_RECORDS FOR PROCESSING_
-------

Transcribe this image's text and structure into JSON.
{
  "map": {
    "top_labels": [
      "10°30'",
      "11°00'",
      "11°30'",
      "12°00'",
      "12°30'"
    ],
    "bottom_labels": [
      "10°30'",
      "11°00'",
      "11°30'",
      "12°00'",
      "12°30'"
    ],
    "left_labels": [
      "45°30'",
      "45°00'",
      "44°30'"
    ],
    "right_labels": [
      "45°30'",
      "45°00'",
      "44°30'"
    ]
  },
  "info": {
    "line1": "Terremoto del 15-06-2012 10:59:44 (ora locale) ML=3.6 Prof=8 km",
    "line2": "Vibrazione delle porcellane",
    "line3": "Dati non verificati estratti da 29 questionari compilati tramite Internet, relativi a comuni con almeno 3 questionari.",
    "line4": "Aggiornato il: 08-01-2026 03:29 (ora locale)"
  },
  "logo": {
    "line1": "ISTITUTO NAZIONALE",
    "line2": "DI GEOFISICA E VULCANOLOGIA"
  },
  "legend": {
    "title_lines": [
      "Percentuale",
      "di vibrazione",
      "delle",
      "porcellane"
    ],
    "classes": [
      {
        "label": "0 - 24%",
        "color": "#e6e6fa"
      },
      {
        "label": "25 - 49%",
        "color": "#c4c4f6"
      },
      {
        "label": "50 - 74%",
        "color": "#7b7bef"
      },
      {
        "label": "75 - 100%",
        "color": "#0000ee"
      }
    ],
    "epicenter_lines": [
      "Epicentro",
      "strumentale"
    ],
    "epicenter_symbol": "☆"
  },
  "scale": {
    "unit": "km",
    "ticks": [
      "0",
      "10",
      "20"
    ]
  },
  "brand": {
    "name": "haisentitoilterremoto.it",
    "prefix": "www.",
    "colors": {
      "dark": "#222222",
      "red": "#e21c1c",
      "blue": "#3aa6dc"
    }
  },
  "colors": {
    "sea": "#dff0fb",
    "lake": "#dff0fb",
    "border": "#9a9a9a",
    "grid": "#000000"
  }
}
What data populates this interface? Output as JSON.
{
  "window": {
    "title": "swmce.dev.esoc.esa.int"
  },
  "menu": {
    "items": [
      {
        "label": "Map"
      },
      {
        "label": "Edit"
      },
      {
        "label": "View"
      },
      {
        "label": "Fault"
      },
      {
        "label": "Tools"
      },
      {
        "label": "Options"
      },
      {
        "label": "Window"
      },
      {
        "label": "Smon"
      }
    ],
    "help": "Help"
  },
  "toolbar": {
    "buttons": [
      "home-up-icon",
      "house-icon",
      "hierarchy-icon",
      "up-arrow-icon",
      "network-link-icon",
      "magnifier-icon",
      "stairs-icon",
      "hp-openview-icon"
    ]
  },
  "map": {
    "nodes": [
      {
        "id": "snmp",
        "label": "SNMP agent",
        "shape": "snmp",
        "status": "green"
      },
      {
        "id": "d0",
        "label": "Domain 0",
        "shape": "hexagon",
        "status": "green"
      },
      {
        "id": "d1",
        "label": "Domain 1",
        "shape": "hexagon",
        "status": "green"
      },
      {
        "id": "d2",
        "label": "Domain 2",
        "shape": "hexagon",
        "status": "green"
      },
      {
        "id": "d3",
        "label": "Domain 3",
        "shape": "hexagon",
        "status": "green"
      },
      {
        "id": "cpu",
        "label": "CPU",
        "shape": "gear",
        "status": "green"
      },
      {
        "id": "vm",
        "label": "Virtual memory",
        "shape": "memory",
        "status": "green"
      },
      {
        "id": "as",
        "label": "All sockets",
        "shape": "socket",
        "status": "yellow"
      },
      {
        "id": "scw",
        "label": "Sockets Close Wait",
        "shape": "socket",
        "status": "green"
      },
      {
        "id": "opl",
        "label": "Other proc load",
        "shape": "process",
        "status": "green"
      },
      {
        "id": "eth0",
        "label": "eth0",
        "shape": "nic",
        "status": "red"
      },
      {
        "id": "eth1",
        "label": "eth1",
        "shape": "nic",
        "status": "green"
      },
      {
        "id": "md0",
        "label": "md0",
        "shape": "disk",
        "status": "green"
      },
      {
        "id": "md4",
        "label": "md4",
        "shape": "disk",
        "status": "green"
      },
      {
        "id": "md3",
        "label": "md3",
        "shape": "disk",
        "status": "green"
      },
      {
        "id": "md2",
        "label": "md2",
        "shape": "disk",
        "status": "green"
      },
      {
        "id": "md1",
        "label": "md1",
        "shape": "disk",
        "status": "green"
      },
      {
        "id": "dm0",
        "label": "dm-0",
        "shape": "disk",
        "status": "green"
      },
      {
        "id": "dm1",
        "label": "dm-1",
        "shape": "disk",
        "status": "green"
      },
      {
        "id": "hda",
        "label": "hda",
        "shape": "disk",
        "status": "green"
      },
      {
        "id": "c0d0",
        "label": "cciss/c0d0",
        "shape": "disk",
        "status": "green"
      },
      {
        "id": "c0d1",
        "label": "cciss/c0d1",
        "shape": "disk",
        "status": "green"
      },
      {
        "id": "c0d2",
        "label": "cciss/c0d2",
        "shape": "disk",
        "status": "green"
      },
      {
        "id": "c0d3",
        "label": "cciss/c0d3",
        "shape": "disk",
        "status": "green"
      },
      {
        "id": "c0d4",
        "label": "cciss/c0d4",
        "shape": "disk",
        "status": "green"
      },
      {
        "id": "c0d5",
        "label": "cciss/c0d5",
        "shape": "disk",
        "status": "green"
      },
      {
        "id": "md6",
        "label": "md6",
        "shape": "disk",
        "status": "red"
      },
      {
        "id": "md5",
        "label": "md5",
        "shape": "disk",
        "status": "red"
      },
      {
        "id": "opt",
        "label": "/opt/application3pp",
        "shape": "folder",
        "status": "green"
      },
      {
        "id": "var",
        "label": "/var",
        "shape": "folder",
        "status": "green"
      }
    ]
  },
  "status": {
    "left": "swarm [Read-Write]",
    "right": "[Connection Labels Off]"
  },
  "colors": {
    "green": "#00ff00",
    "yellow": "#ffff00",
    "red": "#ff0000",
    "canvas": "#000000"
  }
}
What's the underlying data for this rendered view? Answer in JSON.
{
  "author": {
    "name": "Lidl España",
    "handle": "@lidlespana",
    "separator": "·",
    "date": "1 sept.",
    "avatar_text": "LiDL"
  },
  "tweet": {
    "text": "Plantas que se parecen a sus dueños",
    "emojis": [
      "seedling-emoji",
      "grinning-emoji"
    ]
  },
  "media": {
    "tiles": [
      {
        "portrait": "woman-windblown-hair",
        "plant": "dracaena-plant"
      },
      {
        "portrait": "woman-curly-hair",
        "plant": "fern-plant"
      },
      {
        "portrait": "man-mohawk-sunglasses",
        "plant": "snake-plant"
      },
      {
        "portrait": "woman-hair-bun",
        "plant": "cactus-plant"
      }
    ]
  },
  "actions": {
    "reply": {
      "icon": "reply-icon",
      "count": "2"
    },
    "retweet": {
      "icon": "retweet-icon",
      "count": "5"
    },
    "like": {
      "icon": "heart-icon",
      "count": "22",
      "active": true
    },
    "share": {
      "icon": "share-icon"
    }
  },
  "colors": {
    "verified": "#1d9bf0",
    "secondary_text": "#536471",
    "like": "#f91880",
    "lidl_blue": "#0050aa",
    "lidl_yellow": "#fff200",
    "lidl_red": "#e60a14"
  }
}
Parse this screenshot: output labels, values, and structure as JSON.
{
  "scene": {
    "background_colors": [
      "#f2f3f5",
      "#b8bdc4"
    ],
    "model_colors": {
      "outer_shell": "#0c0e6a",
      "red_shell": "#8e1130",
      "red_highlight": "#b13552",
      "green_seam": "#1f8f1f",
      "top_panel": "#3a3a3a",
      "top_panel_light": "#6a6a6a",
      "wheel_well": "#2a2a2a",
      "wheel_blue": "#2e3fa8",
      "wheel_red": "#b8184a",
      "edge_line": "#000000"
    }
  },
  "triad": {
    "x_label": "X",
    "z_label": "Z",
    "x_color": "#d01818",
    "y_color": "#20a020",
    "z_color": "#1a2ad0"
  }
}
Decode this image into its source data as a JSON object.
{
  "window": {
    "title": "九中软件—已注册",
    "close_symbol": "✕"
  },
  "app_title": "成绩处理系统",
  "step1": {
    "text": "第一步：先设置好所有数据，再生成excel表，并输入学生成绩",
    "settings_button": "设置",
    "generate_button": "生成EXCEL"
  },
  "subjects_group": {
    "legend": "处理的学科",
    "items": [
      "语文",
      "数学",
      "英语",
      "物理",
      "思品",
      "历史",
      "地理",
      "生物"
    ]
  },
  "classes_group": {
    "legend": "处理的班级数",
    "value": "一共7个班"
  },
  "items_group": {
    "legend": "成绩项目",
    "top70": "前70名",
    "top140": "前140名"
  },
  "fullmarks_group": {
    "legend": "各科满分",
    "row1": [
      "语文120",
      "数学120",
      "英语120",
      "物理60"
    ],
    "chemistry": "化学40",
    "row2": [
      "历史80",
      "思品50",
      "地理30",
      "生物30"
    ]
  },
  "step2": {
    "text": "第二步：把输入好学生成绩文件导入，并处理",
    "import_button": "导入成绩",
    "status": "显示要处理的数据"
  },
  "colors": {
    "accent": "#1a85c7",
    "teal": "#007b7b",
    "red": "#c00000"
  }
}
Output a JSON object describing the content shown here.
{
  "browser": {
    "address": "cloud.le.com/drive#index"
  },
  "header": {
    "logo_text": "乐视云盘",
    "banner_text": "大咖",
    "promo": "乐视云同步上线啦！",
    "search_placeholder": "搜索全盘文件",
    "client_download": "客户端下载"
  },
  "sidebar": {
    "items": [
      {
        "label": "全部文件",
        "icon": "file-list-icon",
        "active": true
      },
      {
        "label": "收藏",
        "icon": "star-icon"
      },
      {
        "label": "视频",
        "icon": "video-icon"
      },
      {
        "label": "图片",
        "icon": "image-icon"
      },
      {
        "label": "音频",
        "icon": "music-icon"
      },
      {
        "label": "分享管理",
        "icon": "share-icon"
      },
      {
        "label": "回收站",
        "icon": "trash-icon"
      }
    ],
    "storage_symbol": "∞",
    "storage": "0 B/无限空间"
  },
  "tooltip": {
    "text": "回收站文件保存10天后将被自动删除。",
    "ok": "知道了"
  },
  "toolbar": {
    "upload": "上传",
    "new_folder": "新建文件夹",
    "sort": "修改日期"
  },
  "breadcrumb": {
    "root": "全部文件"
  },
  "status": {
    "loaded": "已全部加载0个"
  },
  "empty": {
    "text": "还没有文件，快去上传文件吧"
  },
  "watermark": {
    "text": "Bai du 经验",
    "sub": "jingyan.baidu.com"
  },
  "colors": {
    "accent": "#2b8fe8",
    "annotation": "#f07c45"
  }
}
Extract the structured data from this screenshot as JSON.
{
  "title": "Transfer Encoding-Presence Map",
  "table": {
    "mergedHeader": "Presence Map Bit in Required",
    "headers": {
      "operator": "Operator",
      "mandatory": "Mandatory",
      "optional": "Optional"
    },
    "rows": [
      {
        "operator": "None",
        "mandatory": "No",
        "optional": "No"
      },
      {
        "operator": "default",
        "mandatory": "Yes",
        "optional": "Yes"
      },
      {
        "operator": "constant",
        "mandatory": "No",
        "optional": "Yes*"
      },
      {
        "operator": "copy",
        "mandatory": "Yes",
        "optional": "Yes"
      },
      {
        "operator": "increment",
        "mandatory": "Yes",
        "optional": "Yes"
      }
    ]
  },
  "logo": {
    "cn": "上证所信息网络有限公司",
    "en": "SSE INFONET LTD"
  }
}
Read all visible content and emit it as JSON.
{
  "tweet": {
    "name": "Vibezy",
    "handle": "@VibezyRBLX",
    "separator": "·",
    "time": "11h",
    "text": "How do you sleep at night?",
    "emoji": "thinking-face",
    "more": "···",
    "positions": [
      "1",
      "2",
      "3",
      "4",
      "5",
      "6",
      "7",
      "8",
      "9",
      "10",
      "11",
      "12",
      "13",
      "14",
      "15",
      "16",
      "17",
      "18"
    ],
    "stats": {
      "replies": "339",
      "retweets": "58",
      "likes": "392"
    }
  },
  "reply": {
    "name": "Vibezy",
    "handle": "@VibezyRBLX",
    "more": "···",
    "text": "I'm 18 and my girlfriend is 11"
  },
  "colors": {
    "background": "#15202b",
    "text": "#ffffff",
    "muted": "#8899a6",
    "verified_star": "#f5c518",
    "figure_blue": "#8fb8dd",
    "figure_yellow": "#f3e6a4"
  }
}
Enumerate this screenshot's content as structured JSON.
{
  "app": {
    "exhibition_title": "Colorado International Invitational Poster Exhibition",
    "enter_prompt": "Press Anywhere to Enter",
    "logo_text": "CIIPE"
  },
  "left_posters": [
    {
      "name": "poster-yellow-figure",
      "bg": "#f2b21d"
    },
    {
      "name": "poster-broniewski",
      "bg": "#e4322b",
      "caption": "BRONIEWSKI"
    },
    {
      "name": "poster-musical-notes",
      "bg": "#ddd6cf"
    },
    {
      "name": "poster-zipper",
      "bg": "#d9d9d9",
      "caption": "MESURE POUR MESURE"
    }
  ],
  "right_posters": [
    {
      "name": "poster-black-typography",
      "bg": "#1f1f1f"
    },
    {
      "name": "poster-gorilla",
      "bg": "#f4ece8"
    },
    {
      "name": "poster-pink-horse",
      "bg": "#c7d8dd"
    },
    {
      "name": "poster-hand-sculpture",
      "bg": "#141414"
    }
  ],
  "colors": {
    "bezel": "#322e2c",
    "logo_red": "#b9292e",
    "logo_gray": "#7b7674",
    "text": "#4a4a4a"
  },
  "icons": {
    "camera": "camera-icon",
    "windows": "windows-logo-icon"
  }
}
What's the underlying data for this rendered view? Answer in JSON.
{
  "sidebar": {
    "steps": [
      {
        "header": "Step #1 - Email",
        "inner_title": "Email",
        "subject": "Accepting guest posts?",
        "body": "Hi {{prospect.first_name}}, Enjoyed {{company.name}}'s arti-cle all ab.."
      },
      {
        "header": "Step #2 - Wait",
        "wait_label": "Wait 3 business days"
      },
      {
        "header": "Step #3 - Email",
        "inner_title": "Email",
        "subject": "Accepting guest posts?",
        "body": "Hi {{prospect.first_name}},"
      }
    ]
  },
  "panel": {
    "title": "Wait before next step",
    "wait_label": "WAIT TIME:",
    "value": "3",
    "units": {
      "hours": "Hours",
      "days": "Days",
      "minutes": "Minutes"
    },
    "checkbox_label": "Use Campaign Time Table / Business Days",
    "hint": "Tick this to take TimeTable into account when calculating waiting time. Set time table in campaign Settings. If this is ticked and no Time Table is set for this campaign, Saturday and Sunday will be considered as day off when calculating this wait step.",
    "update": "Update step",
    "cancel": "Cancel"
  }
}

-------

_WRITTEN TASK_
In the entries above, identify each line that includes the string "legend", then copy it.

_SOLUTION FOR THIS EXERCISE_
  "legend": {
    "legend": "处理的学科",
    "legend": "处理的班级数",
    "legend": "成绩项目",
    "legend": "各科满分",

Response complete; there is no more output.